-- Start GIVEN DATA --

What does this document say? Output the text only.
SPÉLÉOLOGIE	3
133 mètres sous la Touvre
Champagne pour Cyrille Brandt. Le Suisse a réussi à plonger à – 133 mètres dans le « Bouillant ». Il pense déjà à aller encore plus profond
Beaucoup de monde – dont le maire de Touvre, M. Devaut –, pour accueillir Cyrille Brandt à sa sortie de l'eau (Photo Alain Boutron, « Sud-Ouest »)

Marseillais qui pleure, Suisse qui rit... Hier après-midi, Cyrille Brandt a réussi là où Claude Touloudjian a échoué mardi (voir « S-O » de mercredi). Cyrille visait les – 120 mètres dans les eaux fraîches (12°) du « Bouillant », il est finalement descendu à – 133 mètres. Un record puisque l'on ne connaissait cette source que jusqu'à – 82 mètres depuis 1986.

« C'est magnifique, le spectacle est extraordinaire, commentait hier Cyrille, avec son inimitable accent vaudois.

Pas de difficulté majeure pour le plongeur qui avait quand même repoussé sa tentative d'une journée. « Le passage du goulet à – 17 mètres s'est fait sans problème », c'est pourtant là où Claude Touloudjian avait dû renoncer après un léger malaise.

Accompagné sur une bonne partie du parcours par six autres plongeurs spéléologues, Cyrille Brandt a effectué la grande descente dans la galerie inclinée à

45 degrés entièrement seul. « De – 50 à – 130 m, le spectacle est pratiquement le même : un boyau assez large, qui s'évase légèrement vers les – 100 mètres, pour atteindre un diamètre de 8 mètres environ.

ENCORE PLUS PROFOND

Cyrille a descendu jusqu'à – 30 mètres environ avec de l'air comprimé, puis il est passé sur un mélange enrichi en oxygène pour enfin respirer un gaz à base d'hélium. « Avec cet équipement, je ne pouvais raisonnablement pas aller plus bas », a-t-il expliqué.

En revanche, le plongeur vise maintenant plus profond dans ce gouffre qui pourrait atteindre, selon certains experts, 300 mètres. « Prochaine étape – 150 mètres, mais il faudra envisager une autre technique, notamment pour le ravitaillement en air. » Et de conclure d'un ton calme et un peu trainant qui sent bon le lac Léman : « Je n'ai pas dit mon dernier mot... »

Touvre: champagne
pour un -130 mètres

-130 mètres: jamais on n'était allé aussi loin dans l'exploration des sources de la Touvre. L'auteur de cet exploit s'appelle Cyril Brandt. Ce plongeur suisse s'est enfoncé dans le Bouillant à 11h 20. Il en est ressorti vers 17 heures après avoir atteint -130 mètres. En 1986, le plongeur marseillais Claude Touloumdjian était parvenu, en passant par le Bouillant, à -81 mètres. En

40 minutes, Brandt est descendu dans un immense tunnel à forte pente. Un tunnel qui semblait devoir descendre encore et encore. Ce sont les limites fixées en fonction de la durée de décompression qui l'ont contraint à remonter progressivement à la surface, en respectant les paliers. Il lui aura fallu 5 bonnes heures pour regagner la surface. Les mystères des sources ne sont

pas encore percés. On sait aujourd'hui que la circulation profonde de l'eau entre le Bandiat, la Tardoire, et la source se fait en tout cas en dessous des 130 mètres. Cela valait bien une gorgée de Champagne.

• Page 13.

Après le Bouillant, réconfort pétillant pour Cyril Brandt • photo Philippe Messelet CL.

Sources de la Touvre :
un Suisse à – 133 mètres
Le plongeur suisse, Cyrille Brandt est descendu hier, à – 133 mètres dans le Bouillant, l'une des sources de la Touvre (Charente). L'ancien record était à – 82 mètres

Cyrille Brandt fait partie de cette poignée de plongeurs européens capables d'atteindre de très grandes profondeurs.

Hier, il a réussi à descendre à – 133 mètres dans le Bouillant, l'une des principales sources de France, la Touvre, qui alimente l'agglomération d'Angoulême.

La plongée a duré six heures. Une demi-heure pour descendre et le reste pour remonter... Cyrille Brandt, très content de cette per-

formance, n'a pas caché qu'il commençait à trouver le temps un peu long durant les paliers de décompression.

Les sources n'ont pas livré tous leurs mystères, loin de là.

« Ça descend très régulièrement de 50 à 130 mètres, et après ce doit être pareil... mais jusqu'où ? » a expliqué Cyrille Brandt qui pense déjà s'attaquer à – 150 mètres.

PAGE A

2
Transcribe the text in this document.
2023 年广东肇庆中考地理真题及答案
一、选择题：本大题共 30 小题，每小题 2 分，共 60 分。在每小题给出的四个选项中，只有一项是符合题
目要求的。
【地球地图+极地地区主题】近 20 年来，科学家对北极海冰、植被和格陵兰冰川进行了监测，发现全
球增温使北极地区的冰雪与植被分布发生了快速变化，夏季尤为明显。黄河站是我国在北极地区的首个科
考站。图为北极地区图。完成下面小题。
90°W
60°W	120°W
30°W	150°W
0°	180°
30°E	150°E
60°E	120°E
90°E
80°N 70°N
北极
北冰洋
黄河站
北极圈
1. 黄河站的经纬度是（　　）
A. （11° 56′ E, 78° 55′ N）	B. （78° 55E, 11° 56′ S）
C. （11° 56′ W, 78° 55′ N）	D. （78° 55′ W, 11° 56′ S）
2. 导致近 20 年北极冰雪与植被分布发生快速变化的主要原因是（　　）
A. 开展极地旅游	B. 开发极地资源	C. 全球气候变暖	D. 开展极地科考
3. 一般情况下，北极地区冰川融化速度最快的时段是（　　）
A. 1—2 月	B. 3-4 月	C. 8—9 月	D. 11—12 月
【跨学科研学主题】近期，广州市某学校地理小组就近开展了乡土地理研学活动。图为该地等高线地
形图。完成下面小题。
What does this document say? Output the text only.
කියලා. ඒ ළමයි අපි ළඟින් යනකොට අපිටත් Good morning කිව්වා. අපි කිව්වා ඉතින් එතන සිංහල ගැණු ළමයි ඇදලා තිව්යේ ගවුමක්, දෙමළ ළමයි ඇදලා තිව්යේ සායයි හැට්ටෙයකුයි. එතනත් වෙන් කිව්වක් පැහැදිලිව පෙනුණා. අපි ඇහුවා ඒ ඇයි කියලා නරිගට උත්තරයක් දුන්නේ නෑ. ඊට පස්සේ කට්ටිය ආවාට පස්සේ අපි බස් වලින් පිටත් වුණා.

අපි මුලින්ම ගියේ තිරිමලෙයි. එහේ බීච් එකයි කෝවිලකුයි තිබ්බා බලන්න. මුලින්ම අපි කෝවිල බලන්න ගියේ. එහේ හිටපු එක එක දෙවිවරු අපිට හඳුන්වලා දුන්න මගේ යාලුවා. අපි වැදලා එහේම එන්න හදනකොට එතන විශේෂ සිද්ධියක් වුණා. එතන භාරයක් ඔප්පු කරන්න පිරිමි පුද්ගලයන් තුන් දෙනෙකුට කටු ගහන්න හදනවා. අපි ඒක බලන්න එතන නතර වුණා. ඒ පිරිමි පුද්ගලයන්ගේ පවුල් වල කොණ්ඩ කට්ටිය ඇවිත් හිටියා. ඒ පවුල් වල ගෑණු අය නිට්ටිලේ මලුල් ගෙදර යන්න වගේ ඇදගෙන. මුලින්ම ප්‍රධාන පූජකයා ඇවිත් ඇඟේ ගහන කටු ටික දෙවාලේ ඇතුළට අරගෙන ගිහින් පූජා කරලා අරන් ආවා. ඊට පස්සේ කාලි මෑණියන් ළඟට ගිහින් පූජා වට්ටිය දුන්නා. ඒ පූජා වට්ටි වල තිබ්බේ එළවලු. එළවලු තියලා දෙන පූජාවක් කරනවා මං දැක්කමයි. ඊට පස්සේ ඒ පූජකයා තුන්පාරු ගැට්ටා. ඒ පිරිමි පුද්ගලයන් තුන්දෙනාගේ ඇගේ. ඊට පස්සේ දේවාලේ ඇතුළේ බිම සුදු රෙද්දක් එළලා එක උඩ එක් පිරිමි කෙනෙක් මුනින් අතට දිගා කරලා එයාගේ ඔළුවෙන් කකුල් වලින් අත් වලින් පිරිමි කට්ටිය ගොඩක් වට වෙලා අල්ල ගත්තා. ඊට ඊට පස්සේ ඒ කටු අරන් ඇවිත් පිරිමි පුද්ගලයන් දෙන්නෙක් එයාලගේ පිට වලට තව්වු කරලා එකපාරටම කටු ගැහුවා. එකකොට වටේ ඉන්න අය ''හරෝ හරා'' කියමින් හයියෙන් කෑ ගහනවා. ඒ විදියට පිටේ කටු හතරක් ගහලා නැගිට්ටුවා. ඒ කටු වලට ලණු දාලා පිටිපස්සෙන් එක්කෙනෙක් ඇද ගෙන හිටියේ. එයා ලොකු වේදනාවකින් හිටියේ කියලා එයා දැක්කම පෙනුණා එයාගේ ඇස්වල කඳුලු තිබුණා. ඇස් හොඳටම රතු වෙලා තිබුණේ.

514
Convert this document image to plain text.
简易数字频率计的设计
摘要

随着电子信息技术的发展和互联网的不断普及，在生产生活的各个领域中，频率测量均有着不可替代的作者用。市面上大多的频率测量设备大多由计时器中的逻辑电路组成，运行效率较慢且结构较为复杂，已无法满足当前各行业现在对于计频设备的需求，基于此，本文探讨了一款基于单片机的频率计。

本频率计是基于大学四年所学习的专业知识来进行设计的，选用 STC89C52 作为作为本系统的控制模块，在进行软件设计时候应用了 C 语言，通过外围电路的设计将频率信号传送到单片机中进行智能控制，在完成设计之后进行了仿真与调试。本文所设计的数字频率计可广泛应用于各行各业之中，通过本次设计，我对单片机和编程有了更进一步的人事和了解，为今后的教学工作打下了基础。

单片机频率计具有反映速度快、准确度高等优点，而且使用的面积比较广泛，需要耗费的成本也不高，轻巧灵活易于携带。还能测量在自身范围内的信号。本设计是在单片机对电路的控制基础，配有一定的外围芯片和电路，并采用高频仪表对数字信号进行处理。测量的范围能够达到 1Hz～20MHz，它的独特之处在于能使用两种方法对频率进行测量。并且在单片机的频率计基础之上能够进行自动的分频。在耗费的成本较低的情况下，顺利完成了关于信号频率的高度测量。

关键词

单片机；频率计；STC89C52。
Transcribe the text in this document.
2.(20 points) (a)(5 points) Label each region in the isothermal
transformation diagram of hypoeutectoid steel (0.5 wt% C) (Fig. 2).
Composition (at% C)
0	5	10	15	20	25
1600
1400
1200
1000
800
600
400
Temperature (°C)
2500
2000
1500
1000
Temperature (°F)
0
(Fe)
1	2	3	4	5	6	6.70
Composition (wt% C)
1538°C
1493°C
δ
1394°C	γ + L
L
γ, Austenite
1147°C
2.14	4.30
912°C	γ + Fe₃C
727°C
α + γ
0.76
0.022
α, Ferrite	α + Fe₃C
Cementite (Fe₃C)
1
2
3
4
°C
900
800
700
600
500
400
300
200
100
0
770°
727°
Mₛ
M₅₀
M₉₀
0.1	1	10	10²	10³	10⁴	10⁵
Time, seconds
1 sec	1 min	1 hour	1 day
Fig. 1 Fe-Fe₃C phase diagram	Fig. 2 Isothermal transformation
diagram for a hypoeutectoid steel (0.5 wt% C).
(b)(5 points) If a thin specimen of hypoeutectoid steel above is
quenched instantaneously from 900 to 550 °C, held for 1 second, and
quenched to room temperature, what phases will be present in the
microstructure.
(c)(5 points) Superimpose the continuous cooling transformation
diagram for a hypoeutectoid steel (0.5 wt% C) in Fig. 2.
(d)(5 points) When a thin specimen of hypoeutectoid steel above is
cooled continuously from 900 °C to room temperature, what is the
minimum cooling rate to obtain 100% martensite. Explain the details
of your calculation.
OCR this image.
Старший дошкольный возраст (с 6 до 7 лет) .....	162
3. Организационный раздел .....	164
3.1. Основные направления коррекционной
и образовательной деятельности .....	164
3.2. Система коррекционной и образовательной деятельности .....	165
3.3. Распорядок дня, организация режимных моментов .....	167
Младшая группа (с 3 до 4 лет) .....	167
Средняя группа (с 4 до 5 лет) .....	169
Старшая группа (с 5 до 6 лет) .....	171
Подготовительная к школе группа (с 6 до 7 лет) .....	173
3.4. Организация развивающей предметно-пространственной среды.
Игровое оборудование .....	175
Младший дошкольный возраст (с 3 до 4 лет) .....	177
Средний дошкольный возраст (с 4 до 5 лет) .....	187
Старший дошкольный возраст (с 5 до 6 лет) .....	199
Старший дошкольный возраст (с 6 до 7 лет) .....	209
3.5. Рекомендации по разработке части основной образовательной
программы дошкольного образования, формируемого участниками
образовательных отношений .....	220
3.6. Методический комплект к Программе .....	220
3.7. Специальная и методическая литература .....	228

-- End GIVEN DATA --

* GIVEN INSTRUCTION *
From the listing above, collect each line in which the string "Старший" appears.

* TASK RESULT *
Старший дошкольный возраст (с 6 до 7 лет) .....	162
Старший дошкольный возраст (с 5 до 6 лет) .....	199
Старший дошкольный возраст (с 6 до 7 лет) .....	209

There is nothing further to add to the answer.